What to work on: Transcribe the material verbatim in full; the pictures do not belong in the copy.

■ ■ ■ ■

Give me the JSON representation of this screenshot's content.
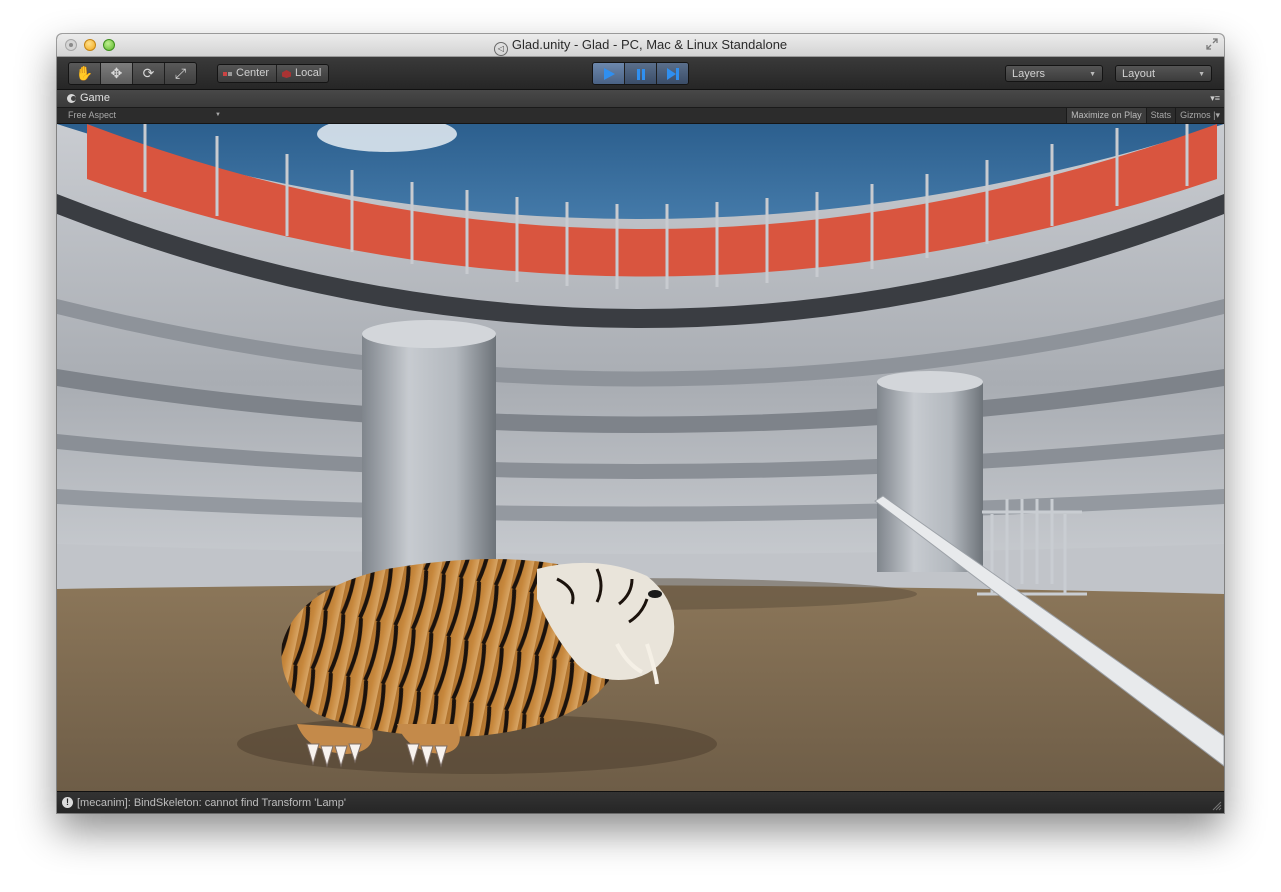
{
  "window": {
    "title": "Glad.unity - Glad - PC, Mac & Linux Standalone"
  },
  "toolbar": {
    "transform_tools": [
      {
        "name": "hand-tool",
        "icon": "hand-icon",
        "glyph": "✋",
        "active": false
      },
      {
        "name": "move-tool",
        "icon": "move-icon",
        "glyph": "✥",
        "active": true
      },
      {
        "name": "rotate-tool",
        "icon": "rotate-icon",
        "glyph": "⟳",
        "active": false
      },
      {
        "name": "scale-tool",
        "icon": "scale-icon",
        "glyph": "⤢",
        "active": false
      }
    ],
    "pivot_label": "Center",
    "space_label": "Local",
    "play_controls": [
      {
        "name": "play-button",
        "icon": "play-icon",
        "active": true
      },
      {
        "name": "pause-button",
        "icon": "pause-icon",
        "active": false
      },
      {
        "name": "step-button",
        "icon": "step-icon",
        "active": false
      }
    ],
    "layers_label": "Layers",
    "layout_label": "Layout"
  },
  "game_view": {
    "tab_label": "Game",
    "aspect_label": "Free Aspect",
    "maximize_label": "Maximize on Play",
    "stats_label": "Stats",
    "gizmos_label": "Gizmos"
  },
  "status": {
    "message": "[mecanim]: BindSkeleton: cannot find Transform 'Lamp'"
  },
  "colors": {
    "accent_play": "#4a6284",
    "sky": "#3b6f9e",
    "banner": "#d9553f",
    "ground": "#7f6e58"
  }
}
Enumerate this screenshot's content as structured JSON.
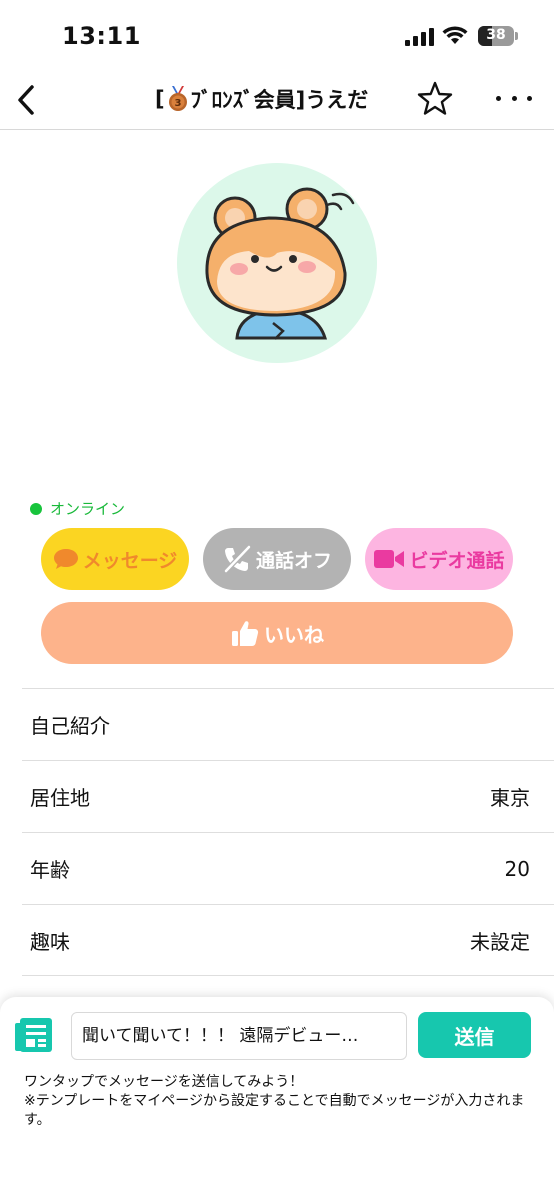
{
  "status_bar": {
    "time": "13:11",
    "battery": "38",
    "battery_level": 0.38
  },
  "nav": {
    "title_prefix": "[",
    "title_rank": "ﾌﾞﾛﾝｽﾞ会員]うえだ"
  },
  "profile": {
    "online_label": "オンライン",
    "buttons": {
      "message": "メッセージ",
      "call": "通話オフ",
      "video": "ビデオ通話",
      "like": "いいね"
    },
    "rows": [
      {
        "label": "自己紹介",
        "value": ""
      },
      {
        "label": "居住地",
        "value": "東京"
      },
      {
        "label": "年齢",
        "value": "20"
      },
      {
        "label": "趣味",
        "value": "未設定"
      }
    ]
  },
  "composer": {
    "input_value": "聞いて聞いて！！！ 遠隔デビュー…",
    "send_label": "送信",
    "hint_line1": "ワンタップでメッセージを送信してみよう！",
    "hint_line2": "※テンプレートをマイページから設定することで自動でメッセージが入力されます。"
  },
  "colors": {
    "online": "#19b93a",
    "message_bg": "#fbd522",
    "call_bg": "#b3b3b3",
    "video_bg": "#fdb5e1",
    "like_bg": "#fdb38b",
    "send_bg": "#17c7ae",
    "avatar_bg": "#dcf8ea"
  },
  "icons": [
    "back-chevron-icon",
    "bronze-medal-icon",
    "star-outline-icon",
    "more-icon",
    "speech-bubble-icon",
    "phone-off-icon",
    "video-camera-icon",
    "thumbs-up-icon",
    "template-icon"
  ]
}
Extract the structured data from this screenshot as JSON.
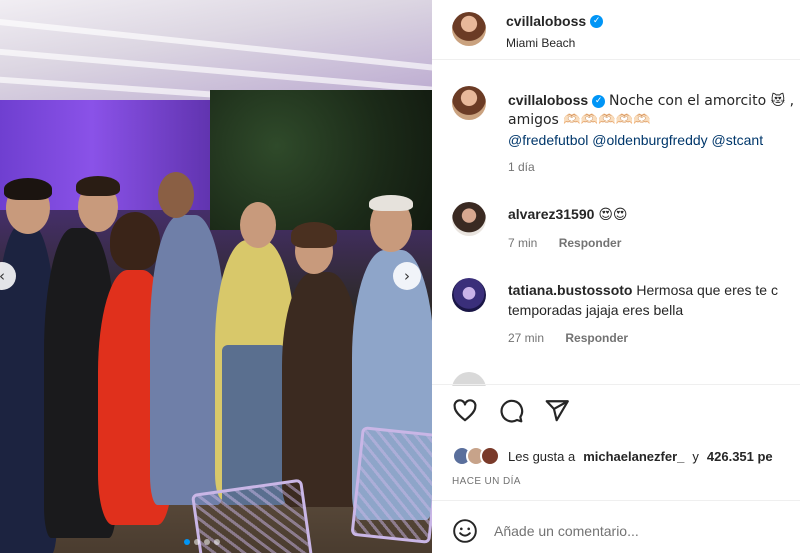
{
  "post": {
    "author": "cvillaloboss",
    "location": "Miami Beach",
    "carousel": {
      "total_slides": 4,
      "active_index": 0
    }
  },
  "caption": {
    "username": "cvillaloboss",
    "text": "Noche con el amorcito 😻 ,",
    "text2": "amigos 🫶🏻🫶🏻🫶🏻🫶🏻🫶🏻",
    "mentions": "@fredefutbol @oldenburgfreddy @stcant",
    "time": "1 día"
  },
  "comments": [
    {
      "username": "alvarez31590",
      "text": "😍😍",
      "time": "7 min",
      "reply": "Responder"
    },
    {
      "username": "tatiana.bustossoto",
      "text": "Hermosa que eres te c",
      "text2": "temporadas jajaja eres bella",
      "time": "27 min",
      "reply": "Responder"
    }
  ],
  "likes": {
    "prefix": "Les gusta a",
    "user": "michaelanezfer_",
    "middle": "y",
    "count": "426.351 pe"
  },
  "posted_ago": "HACE UN DÍA",
  "comment_input": {
    "placeholder": "Añade un comentario..."
  },
  "icons": {
    "like": "heart-icon",
    "comment": "comment-bubble-icon",
    "share": "paper-plane-icon",
    "emoji": "smiley-icon",
    "prev": "chevron-left-icon",
    "next": "chevron-right-icon"
  },
  "colors": {
    "accent": "#0095f6",
    "text": "#262626",
    "muted": "#737373",
    "mention": "#00376b"
  }
}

■ ■ ■ ■

Exercise result:
Give me the JSON representation of this screenshot's content.
{
  "window": {
    "title": "Glad.unity - Glad - PC, Mac & Linux Standalone"
  },
  "toolbar": {
    "transform_tools": [
      {
        "name": "hand-tool",
        "icon": "hand-icon",
        "glyph": "✋",
        "active": false
      },
      {
        "name": "move-tool",
        "icon": "move-icon",
        "glyph": "✥",
        "active": true
      },
      {
        "name": "rotate-tool",
        "icon": "rotate-icon",
        "glyph": "⟳",
        "active": false
      },
      {
        "name": "scale-tool",
        "icon": "scale-icon",
        "glyph": "⤢",
        "active": false
      }
    ],
    "pivot_label": "Center",
    "space_label": "Local",
    "play_controls": [
      {
        "name": "play-button",
        "icon": "play-icon",
        "active": true
      },
      {
        "name": "pause-button",
        "icon": "pause-icon",
        "active": false
      },
      {
        "name": "step-button",
        "icon": "step-icon",
        "active": false
      }
    ],
    "layers_label": "Layers",
    "layout_label": "Layout"
  },
  "game_view": {
    "tab_label": "Game",
    "aspect_label": "Free Aspect",
    "maximize_label": "Maximize on Play",
    "stats_label": "Stats",
    "gizmos_label": "Gizmos"
  },
  "status": {
    "message": "[mecanim]: BindSkeleton: cannot find Transform 'Lamp'"
  },
  "colors": {
    "accent_play": "#4a6284",
    "sky": "#3b6f9e",
    "banner": "#d9553f",
    "ground": "#7f6e58"
  }
}
Enumerate this screenshot's content as structured JSON.
{
  "status_bar": {
    "time": "13:11",
    "battery": "38",
    "battery_level": 0.38
  },
  "nav": {
    "title_prefix": "[",
    "title_rank": "ﾌﾞﾛﾝｽﾞ会員]うえだ"
  },
  "profile": {
    "online_label": "オンライン",
    "buttons": {
      "message": "メッセージ",
      "call": "通話オフ",
      "video": "ビデオ通話",
      "like": "いいね"
    },
    "rows": [
      {
        "label": "自己紹介",
        "value": ""
      },
      {
        "label": "居住地",
        "value": "東京"
      },
      {
        "label": "年齢",
        "value": "20"
      },
      {
        "label": "趣味",
        "value": "未設定"
      }
    ]
  },
  "composer": {
    "input_value": "聞いて聞いて！！！ 遠隔デビュー…",
    "send_label": "送信",
    "hint_line1": "ワンタップでメッセージを送信してみよう！",
    "hint_line2": "※テンプレートをマイページから設定することで自動でメッセージが入力されます。"
  },
  "colors": {
    "online": "#19b93a",
    "message_bg": "#fbd522",
    "call_bg": "#b3b3b3",
    "video_bg": "#fdb5e1",
    "like_bg": "#fdb38b",
    "send_bg": "#17c7ae",
    "avatar_bg": "#dcf8ea"
  },
  "icons": [
    "back-chevron-icon",
    "bronze-medal-icon",
    "star-outline-icon",
    "more-icon",
    "speech-bubble-icon",
    "phone-off-icon",
    "video-camera-icon",
    "thumbs-up-icon",
    "template-icon"
  ]
}
Extract the structured data from this screenshot as JSON.
{
  "post": {
    "author": "cvillaloboss",
    "location": "Miami Beach",
    "carousel": {
      "total_slides": 4,
      "active_index": 0
    }
  },
  "caption": {
    "username": "cvillaloboss",
    "text": "Noche con el amorcito 😻 ,",
    "text2": "amigos 🫶🏻🫶🏻🫶🏻🫶🏻🫶🏻",
    "mentions": "@fredefutbol @oldenburgfreddy @stcant",
    "time": "1 día"
  },
  "comments": [
    {
      "username": "alvarez31590",
      "text": "😍😍",
      "time": "7 min",
      "reply": "Responder"
    },
    {
      "username": "tatiana.bustossoto",
      "text": "Hermosa que eres te c",
      "text2": "temporadas jajaja eres bella",
      "time": "27 min",
      "reply": "Responder"
    }
  ],
  "likes": {
    "prefix": "Les gusta a",
    "user": "michaelanezfer_",
    "middle": "y",
    "count": "426.351 pe"
  },
  "posted_ago": "HACE UN DÍA",
  "comment_input": {
    "placeholder": "Añade un comentario..."
  },
  "icons": {
    "like": "heart-icon",
    "comment": "comment-bubble-icon",
    "share": "paper-plane-icon",
    "emoji": "smiley-icon",
    "prev": "chevron-left-icon",
    "next": "chevron-right-icon"
  },
  "colors": {
    "accent": "#0095f6",
    "text": "#262626",
    "muted": "#737373",
    "mention": "#00376b"
  }
}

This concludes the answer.